## YOUR INSTRUCTIONS:
Copy each of the entries below faithfully, setting aside any pictures.

## DATA SECTION:
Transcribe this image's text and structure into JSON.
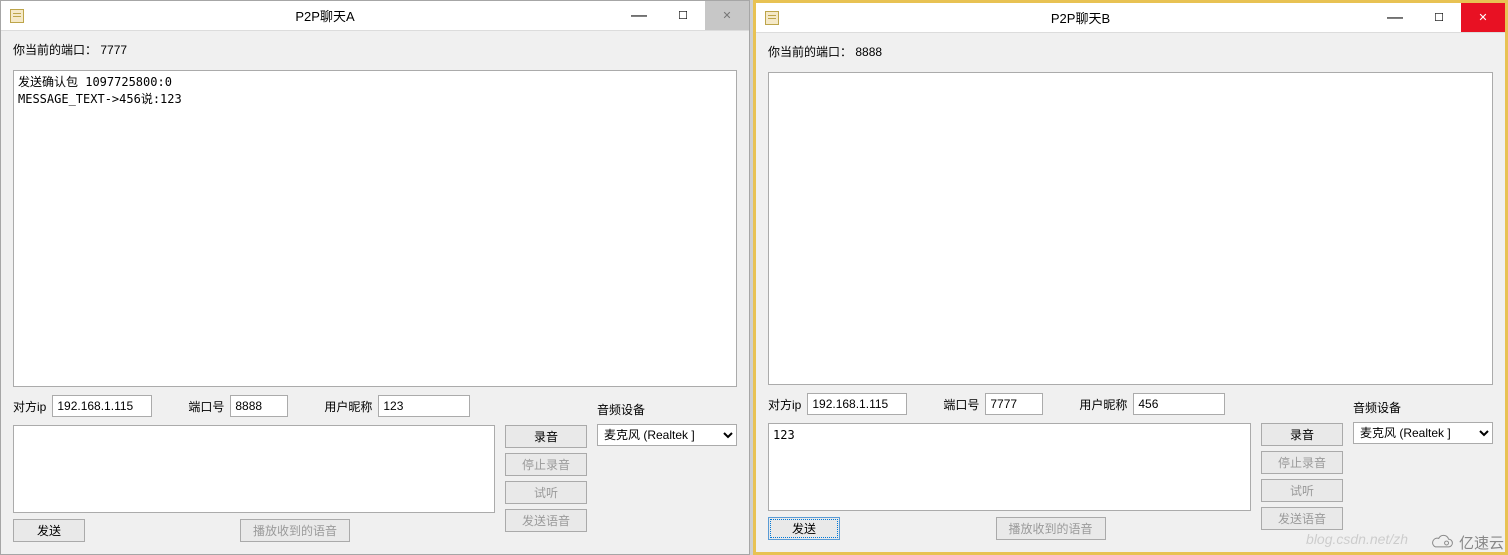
{
  "windowA": {
    "title": "P2P聊天A",
    "port_label": "你当前的端口：",
    "port_value": "7777",
    "log": "发送确认包 1097725800:0\nMESSAGE_TEXT->456说:123",
    "peer_ip_label": "对方ip",
    "peer_ip": "192.168.1.115",
    "peer_port_label": "端口号",
    "peer_port": "8888",
    "nick_label": "用户昵称",
    "nick": "123",
    "msg_input": "",
    "send_btn": "发送",
    "play_received_btn": "播放收到的语音",
    "record_btn": "录音",
    "stop_record_btn": "停止录音",
    "preview_btn": "试听",
    "send_voice_btn": "发送语音",
    "audio_device_label": "音频设备",
    "audio_device": "麦克风 (Realtek ]"
  },
  "windowB": {
    "title": "P2P聊天B",
    "port_label": "你当前的端口：",
    "port_value": "8888",
    "log": "",
    "peer_ip_label": "对方ip",
    "peer_ip": "192.168.1.115",
    "peer_port_label": "端口号",
    "peer_port": "7777",
    "nick_label": "用户昵称",
    "nick": "456",
    "msg_input": "123",
    "send_btn": "发送",
    "play_received_btn": "播放收到的语音",
    "record_btn": "录音",
    "stop_record_btn": "停止录音",
    "preview_btn": "试听",
    "send_voice_btn": "发送语音",
    "audio_device_label": "音频设备",
    "audio_device": "麦克风 (Realtek ]"
  },
  "watermark": "亿速云",
  "url_watermark": "blog.csdn.net/zh"
}
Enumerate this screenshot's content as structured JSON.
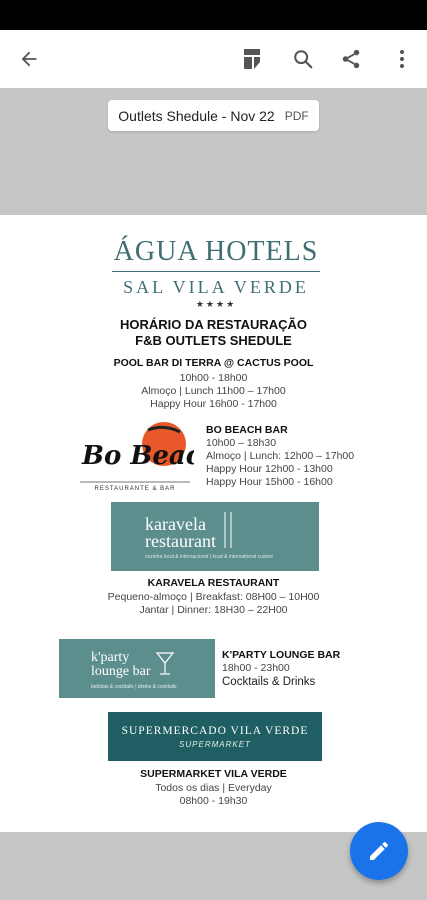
{
  "toolbar": {
    "back_icon": "arrow-left-icon",
    "icons": [
      "reading-mode-icon",
      "search-icon",
      "share-icon",
      "more-vert-icon"
    ]
  },
  "document": {
    "title": "Outlets Shedule - Nov 22",
    "type": "PDF"
  },
  "poster": {
    "brand": "ÁGUA HOTELS",
    "brand_sub": "SAL VILA VERDE",
    "stars": "★★★★",
    "heading1": "HORÁRIO DA RESTAURAÇÃO",
    "heading2": "F&B OUTLETS SHEDULE",
    "pool_bar": {
      "title": "POOL BAR DI TERRA @ CACTUS POOL",
      "lines": [
        "10h00 - 18h00",
        "Almoço | Lunch 11h00 – 17h00",
        "Happy Hour 16h00 - 17h00"
      ]
    },
    "beach_bar": {
      "logo_text": "Bo Beach Bar",
      "logo_sub": "RESTAURANTE & BAR",
      "title": "BO BEACH BAR",
      "lines": [
        "10h00 – 18h30",
        "Almoço | Lunch: 12h00 – 17h00",
        "Happy Hour 12h00 - 13h00",
        "Happy Hour 15h00 - 16h00"
      ]
    },
    "karavela": {
      "logo_line1": "karavela",
      "logo_line2": "restaurant",
      "logo_tagline": "cozinha local & internacional | local & international cuisine",
      "title": "KARAVELA RESTAURANT",
      "lines": [
        "Pequeno-almoço | Breakfast: 08H00 – 10H00",
        "Jantar | Dinner: 18H30 – 22H00"
      ]
    },
    "kparty": {
      "logo_line1": "k'party",
      "logo_line2": "lounge bar",
      "logo_tagline": "bebidas & cocktails | drinks & cocktails",
      "title": "K'PARTY LOUNGE BAR",
      "lines": [
        "18h00 - 23h00",
        "Cocktails & Drinks"
      ]
    },
    "supermarket": {
      "logo_line1": "SUPERMERCADO VILA VERDE",
      "logo_line2": "SUPERMARKET",
      "title": "SUPERMARKET VILA VERDE",
      "lines": [
        "Todos os dias | Everyday",
        "08h00 - 19h30"
      ]
    }
  },
  "fab": {
    "icon": "edit-pencil-icon"
  },
  "colors": {
    "teal": "#5d8e8e",
    "dark_teal": "#1f5e62",
    "brand": "#3f6e73",
    "fab": "#1a73e8",
    "sun": "#e8582a"
  }
}
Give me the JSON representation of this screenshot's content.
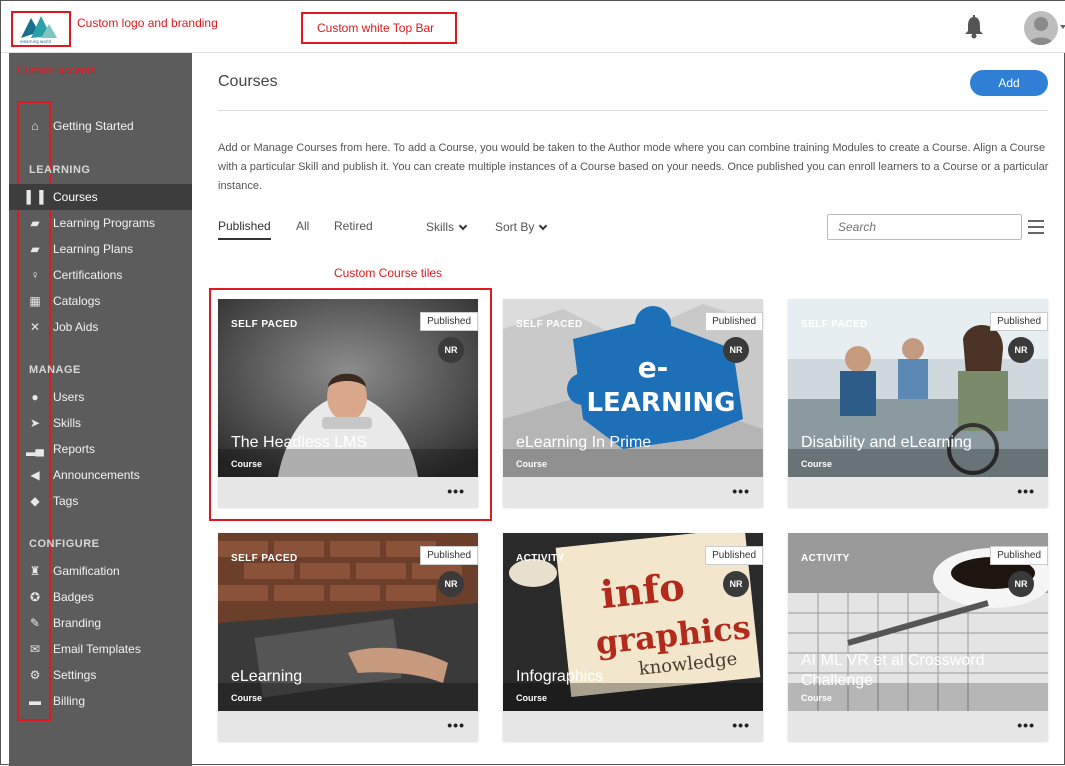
{
  "annotations": {
    "logo": "Custom logo and branding",
    "topbar": "Custom white Top Bar",
    "sidebar": "Custom accents",
    "tiles": "Custom Course tiles"
  },
  "header": {
    "logo_text": "elearning world"
  },
  "sidebar": {
    "items": [
      {
        "label": "Getting Started",
        "icon": "home-icon"
      },
      {
        "label": "Courses",
        "icon": "book-icon",
        "active": true
      },
      {
        "label": "Learning Programs",
        "icon": "learning-programs-icon"
      },
      {
        "label": "Learning Plans",
        "icon": "learning-plans-icon"
      },
      {
        "label": "Certifications",
        "icon": "certificate-icon"
      },
      {
        "label": "Catalogs",
        "icon": "grid-icon"
      },
      {
        "label": "Job Aids",
        "icon": "pin-icon"
      },
      {
        "label": "Users",
        "icon": "users-icon"
      },
      {
        "label": "Skills",
        "icon": "skills-icon"
      },
      {
        "label": "Reports",
        "icon": "bar-chart-icon"
      },
      {
        "label": "Announcements",
        "icon": "megaphone-icon"
      },
      {
        "label": "Tags",
        "icon": "tag-icon"
      },
      {
        "label": "Gamification",
        "icon": "trophy-icon"
      },
      {
        "label": "Badges",
        "icon": "badge-icon"
      },
      {
        "label": "Branding",
        "icon": "brush-icon"
      },
      {
        "label": "Email Templates",
        "icon": "email-icon"
      },
      {
        "label": "Settings",
        "icon": "gear-icon"
      },
      {
        "label": "Billing",
        "icon": "billing-icon"
      }
    ],
    "sections": [
      "LEARNING",
      "MANAGE",
      "CONFIGURE"
    ]
  },
  "main": {
    "title": "Courses",
    "add_label": "Add",
    "description": "Add or Manage Courses from here. To add a Course, you would be taken to the Author mode where you can combine training Modules to create a Course. Align a Course with a particular Skill and publish it. You can create multiple instances of a Course based on your needs. Once published you can enroll learners to a Course or a particular instance.",
    "tabs": [
      "Published",
      "All",
      "Retired"
    ],
    "skills_label": "Skills",
    "sort_label": "Sort By",
    "search_placeholder": "Search"
  },
  "cards": [
    {
      "type": "SELF PACED",
      "status": "Published",
      "badge": "NR",
      "title": "The Headless LMS",
      "subtitle": "Course",
      "more": "•••"
    },
    {
      "type": "SELF PACED",
      "status": "Published",
      "badge": "NR",
      "title": "eLearning In Prime",
      "subtitle": "Course",
      "more": "•••"
    },
    {
      "type": "SELF PACED",
      "status": "Published",
      "badge": "NR",
      "title": "Disability and eLearning",
      "subtitle": "Course",
      "more": "•••"
    },
    {
      "type": "SELF PACED",
      "status": "Published",
      "badge": "NR",
      "title": "eLearning",
      "subtitle": "Course",
      "more": "•••"
    },
    {
      "type": "ACTIVITY",
      "status": "Published",
      "badge": "NR",
      "title": "Infographics",
      "subtitle": "Course",
      "more": "•••"
    },
    {
      "type": "ACTIVITY",
      "status": "Published",
      "badge": "NR",
      "title": "AI ML VR et al Crossword Challenge",
      "subtitle": "Course",
      "more": "•••"
    }
  ],
  "card_images": {
    "elearning_word": "LEARNING",
    "elearning_e": "e-",
    "info_word_1": "info",
    "info_word_2": "graphics",
    "info_word_3": "knowledge"
  },
  "colors": {
    "sidebar_bg": "#5c5c5c",
    "sidebar_active": "#3d3d3d",
    "accent": "#2f7fd7",
    "annotation": "#e0191e"
  }
}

## SOLVED PROBLEM:
Transcribe this image's text and structure into JSON.
{
  "windowA": {
    "title": "P2P聊天A",
    "port_label": "你当前的端口：",
    "port_value": "7777",
    "log": "发送确认包 1097725800:0\nMESSAGE_TEXT->456说:123",
    "peer_ip_label": "对方ip",
    "peer_ip": "192.168.1.115",
    "peer_port_label": "端口号",
    "peer_port": "8888",
    "nick_label": "用户昵称",
    "nick": "123",
    "msg_input": "",
    "send_btn": "发送",
    "play_received_btn": "播放收到的语音",
    "record_btn": "录音",
    "stop_record_btn": "停止录音",
    "preview_btn": "试听",
    "send_voice_btn": "发送语音",
    "audio_device_label": "音频设备",
    "audio_device": "麦克风 (Realtek ]"
  },
  "windowB": {
    "title": "P2P聊天B",
    "port_label": "你当前的端口：",
    "port_value": "8888",
    "log": "",
    "peer_ip_label": "对方ip",
    "peer_ip": "192.168.1.115",
    "peer_port_label": "端口号",
    "peer_port": "7777",
    "nick_label": "用户昵称",
    "nick": "456",
    "msg_input": "123",
    "send_btn": "发送",
    "play_received_btn": "播放收到的语音",
    "record_btn": "录音",
    "stop_record_btn": "停止录音",
    "preview_btn": "试听",
    "send_voice_btn": "发送语音",
    "audio_device_label": "音频设备",
    "audio_device": "麦克风 (Realtek ]"
  },
  "watermark": "亿速云",
  "url_watermark": "blog.csdn.net/zh"
}
Enumerate this screenshot's content as structured JSON.
{
  "toolbar": {
    "back_icon": "arrow-left-icon",
    "icons": [
      "reading-mode-icon",
      "search-icon",
      "share-icon",
      "more-vert-icon"
    ]
  },
  "document": {
    "title": "Outlets Shedule - Nov 22",
    "type": "PDF"
  },
  "poster": {
    "brand": "ÁGUA HOTELS",
    "brand_sub": "SAL VILA VERDE",
    "stars": "★★★★",
    "heading1": "HORÁRIO DA RESTAURAÇÃO",
    "heading2": "F&B OUTLETS SHEDULE",
    "pool_bar": {
      "title": "POOL BAR DI TERRA @ CACTUS POOL",
      "lines": [
        "10h00 - 18h00",
        "Almoço | Lunch 11h00 – 17h00",
        "Happy Hour 16h00 - 17h00"
      ]
    },
    "beach_bar": {
      "logo_text": "Bo Beach Bar",
      "logo_sub": "RESTAURANTE & BAR",
      "title": "BO BEACH BAR",
      "lines": [
        "10h00 – 18h30",
        "Almoço | Lunch: 12h00 – 17h00",
        "Happy Hour 12h00 - 13h00",
        "Happy Hour 15h00 - 16h00"
      ]
    },
    "karavela": {
      "logo_line1": "karavela",
      "logo_line2": "restaurant",
      "logo_tagline": "cozinha local & internacional | local & international cuisine",
      "title": "KARAVELA RESTAURANT",
      "lines": [
        "Pequeno-almoço | Breakfast: 08H00 – 10H00",
        "Jantar | Dinner: 18H30 – 22H00"
      ]
    },
    "kparty": {
      "logo_line1": "k'party",
      "logo_line2": "lounge bar",
      "logo_tagline": "bebidas & cocktails | drinks & cocktails",
      "title": "K'PARTY LOUNGE BAR",
      "lines": [
        "18h00 - 23h00",
        "Cocktails & Drinks"
      ]
    },
    "supermarket": {
      "logo_line1": "SUPERMERCADO VILA VERDE",
      "logo_line2": "SUPERMARKET",
      "title": "SUPERMARKET VILA VERDE",
      "lines": [
        "Todos os dias | Everyday",
        "08h00 - 19h30"
      ]
    }
  },
  "fab": {
    "icon": "edit-pencil-icon"
  },
  "colors": {
    "teal": "#5d8e8e",
    "dark_teal": "#1f5e62",
    "brand": "#3f6e73",
    "fab": "#1a73e8",
    "sun": "#e8582a"
  }
}
Give me the JSON representation of this screenshot's content.
{
  "annotations": {
    "logo": "Custom logo and branding",
    "topbar": "Custom white Top Bar",
    "sidebar": "Custom accents",
    "tiles": "Custom Course tiles"
  },
  "header": {
    "logo_text": "elearning world"
  },
  "sidebar": {
    "items": [
      {
        "label": "Getting Started",
        "icon": "home-icon"
      },
      {
        "label": "Courses",
        "icon": "book-icon",
        "active": true
      },
      {
        "label": "Learning Programs",
        "icon": "learning-programs-icon"
      },
      {
        "label": "Learning Plans",
        "icon": "learning-plans-icon"
      },
      {
        "label": "Certifications",
        "icon": "certificate-icon"
      },
      {
        "label": "Catalogs",
        "icon": "grid-icon"
      },
      {
        "label": "Job Aids",
        "icon": "pin-icon"
      },
      {
        "label": "Users",
        "icon": "users-icon"
      },
      {
        "label": "Skills",
        "icon": "skills-icon"
      },
      {
        "label": "Reports",
        "icon": "bar-chart-icon"
      },
      {
        "label": "Announcements",
        "icon": "megaphone-icon"
      },
      {
        "label": "Tags",
        "icon": "tag-icon"
      },
      {
        "label": "Gamification",
        "icon": "trophy-icon"
      },
      {
        "label": "Badges",
        "icon": "badge-icon"
      },
      {
        "label": "Branding",
        "icon": "brush-icon"
      },
      {
        "label": "Email Templates",
        "icon": "email-icon"
      },
      {
        "label": "Settings",
        "icon": "gear-icon"
      },
      {
        "label": "Billing",
        "icon": "billing-icon"
      }
    ],
    "sections": [
      "LEARNING",
      "MANAGE",
      "CONFIGURE"
    ]
  },
  "main": {
    "title": "Courses",
    "add_label": "Add",
    "description": "Add or Manage Courses from here. To add a Course, you would be taken to the Author mode where you can combine training Modules to create a Course. Align a Course with a particular Skill and publish it. You can create multiple instances of a Course based on your needs. Once published you can enroll learners to a Course or a particular instance.",
    "tabs": [
      "Published",
      "All",
      "Retired"
    ],
    "skills_label": "Skills",
    "sort_label": "Sort By",
    "search_placeholder": "Search"
  },
  "cards": [
    {
      "type": "SELF PACED",
      "status": "Published",
      "badge": "NR",
      "title": "The Headless LMS",
      "subtitle": "Course",
      "more": "•••"
    },
    {
      "type": "SELF PACED",
      "status": "Published",
      "badge": "NR",
      "title": "eLearning In Prime",
      "subtitle": "Course",
      "more": "•••"
    },
    {
      "type": "SELF PACED",
      "status": "Published",
      "badge": "NR",
      "title": "Disability and eLearning",
      "subtitle": "Course",
      "more": "•••"
    },
    {
      "type": "SELF PACED",
      "status": "Published",
      "badge": "NR",
      "title": "eLearning",
      "subtitle": "Course",
      "more": "•••"
    },
    {
      "type": "ACTIVITY",
      "status": "Published",
      "badge": "NR",
      "title": "Infographics",
      "subtitle": "Course",
      "more": "•••"
    },
    {
      "type": "ACTIVITY",
      "status": "Published",
      "badge": "NR",
      "title": "AI ML VR et al Crossword Challenge",
      "subtitle": "Course",
      "more": "•••"
    }
  ],
  "card_images": {
    "elearning_word": "LEARNING",
    "elearning_e": "e-",
    "info_word_1": "info",
    "info_word_2": "graphics",
    "info_word_3": "knowledge"
  },
  "colors": {
    "sidebar_bg": "#5c5c5c",
    "sidebar_active": "#3d3d3d",
    "accent": "#2f7fd7",
    "annotation": "#e0191e"
  }
}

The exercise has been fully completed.